Copy every line of the data in which the word "JSON" occurs.

▶ **Extracted data**:
______________________________
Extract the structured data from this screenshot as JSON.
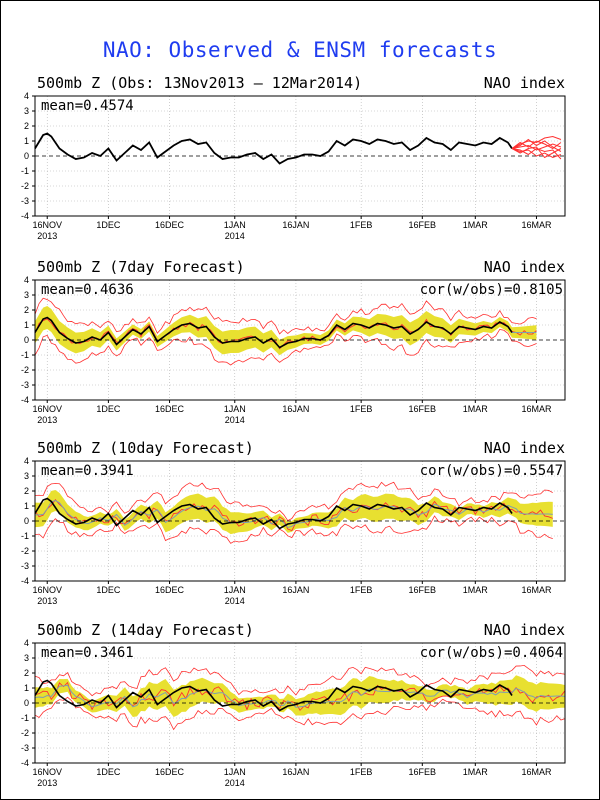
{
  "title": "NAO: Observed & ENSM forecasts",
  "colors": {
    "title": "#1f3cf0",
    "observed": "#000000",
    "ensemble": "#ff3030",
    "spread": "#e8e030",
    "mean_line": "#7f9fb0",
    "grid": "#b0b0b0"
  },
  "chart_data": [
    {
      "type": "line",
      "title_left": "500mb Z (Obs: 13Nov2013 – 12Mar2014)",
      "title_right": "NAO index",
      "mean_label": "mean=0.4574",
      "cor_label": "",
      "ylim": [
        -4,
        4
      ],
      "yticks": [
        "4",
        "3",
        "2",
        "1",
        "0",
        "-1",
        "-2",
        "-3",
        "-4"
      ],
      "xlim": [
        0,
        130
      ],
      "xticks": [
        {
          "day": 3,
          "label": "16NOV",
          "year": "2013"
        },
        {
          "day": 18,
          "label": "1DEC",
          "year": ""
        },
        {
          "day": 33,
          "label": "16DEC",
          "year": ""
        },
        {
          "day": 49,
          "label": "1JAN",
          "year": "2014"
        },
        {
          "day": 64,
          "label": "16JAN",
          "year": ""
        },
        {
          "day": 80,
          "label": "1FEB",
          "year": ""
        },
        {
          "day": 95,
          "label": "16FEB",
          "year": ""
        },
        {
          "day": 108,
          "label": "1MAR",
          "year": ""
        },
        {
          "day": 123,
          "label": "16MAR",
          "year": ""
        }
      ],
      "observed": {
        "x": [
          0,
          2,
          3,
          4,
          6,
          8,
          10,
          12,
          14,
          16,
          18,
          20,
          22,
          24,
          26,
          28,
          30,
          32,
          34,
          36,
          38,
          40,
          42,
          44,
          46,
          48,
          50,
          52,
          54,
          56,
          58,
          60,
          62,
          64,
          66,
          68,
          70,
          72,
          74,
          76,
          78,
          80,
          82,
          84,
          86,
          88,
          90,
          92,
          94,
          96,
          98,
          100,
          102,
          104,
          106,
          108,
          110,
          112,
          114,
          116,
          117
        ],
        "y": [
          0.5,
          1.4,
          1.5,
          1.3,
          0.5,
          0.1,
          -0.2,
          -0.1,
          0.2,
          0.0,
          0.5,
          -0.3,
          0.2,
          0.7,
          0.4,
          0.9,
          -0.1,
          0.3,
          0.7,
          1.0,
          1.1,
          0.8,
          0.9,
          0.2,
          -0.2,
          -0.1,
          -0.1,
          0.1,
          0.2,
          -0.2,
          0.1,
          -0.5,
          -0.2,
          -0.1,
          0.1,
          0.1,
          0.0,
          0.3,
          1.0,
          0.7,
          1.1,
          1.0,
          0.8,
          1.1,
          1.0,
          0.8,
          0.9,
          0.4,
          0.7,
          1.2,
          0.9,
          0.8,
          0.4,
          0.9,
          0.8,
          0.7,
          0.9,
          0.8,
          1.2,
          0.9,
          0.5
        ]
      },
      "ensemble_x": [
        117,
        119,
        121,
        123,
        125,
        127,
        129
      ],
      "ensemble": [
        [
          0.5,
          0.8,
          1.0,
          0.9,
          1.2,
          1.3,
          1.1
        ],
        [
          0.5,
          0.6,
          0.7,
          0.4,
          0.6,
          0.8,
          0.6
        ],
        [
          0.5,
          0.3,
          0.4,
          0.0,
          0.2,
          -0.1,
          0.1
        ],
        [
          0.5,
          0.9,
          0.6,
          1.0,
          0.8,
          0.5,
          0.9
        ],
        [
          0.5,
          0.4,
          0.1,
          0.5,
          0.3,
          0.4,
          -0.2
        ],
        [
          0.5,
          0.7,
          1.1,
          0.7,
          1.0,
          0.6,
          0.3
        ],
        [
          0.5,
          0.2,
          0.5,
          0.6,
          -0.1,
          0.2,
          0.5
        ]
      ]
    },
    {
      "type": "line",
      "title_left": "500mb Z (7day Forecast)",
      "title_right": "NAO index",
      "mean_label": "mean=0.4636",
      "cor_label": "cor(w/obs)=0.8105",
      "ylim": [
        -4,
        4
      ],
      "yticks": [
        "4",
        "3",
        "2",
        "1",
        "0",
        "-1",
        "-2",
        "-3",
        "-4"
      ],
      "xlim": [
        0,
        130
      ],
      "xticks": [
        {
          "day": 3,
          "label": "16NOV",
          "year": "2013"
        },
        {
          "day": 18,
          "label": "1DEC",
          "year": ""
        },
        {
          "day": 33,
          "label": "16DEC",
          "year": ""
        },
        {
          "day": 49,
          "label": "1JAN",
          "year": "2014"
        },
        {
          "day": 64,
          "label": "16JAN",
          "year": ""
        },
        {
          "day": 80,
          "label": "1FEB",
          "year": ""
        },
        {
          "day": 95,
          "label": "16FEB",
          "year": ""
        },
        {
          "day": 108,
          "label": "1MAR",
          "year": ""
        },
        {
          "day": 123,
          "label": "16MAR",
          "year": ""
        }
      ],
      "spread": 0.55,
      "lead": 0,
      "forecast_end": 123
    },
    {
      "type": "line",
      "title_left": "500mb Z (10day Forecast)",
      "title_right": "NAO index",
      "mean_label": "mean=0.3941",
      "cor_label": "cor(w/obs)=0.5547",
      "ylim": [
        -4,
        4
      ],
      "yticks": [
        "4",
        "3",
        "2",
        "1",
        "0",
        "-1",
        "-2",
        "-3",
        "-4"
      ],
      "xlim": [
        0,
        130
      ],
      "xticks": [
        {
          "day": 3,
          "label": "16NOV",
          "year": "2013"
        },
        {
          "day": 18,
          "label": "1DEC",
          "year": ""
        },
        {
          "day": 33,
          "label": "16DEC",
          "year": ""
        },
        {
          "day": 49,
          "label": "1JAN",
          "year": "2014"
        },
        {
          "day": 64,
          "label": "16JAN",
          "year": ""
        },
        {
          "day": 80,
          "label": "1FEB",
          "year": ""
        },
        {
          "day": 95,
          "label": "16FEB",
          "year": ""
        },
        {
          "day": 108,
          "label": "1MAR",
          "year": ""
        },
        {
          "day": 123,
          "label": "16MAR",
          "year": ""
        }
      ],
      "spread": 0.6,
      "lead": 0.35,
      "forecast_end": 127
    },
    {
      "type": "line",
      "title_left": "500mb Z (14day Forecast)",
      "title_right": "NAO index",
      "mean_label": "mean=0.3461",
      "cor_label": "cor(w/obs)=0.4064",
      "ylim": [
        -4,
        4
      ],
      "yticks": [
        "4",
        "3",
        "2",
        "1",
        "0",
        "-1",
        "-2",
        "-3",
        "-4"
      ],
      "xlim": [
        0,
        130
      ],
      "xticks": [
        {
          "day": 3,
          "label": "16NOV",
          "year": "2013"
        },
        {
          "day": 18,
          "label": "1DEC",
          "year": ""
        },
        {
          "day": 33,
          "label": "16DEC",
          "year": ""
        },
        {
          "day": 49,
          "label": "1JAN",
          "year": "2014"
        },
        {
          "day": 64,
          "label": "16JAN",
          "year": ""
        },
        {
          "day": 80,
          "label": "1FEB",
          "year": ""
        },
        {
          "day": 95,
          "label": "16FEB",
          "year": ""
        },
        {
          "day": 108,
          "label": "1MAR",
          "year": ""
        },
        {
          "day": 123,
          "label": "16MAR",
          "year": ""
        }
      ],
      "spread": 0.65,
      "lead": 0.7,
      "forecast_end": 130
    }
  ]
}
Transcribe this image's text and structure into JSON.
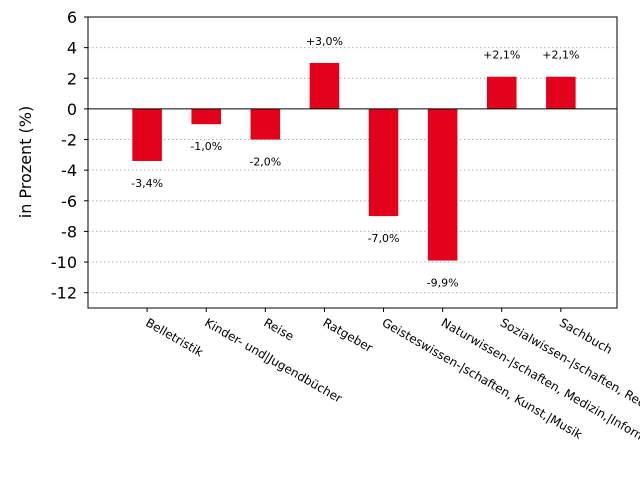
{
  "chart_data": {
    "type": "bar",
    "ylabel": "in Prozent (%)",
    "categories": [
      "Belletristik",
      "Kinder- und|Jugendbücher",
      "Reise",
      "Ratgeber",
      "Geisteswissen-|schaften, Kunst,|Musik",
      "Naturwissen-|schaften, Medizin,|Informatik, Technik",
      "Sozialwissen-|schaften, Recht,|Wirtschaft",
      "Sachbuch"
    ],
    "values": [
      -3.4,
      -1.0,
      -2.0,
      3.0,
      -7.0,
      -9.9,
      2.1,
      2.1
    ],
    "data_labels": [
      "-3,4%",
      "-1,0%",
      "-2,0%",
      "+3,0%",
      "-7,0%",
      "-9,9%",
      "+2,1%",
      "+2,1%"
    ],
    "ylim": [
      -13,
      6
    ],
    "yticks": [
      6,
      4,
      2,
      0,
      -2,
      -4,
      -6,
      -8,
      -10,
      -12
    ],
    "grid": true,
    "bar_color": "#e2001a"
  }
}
______________________________
▶ **Answer below**:
Extract the structured data from this screenshot as JSON.
Transcribe this image's text and structure into JSON.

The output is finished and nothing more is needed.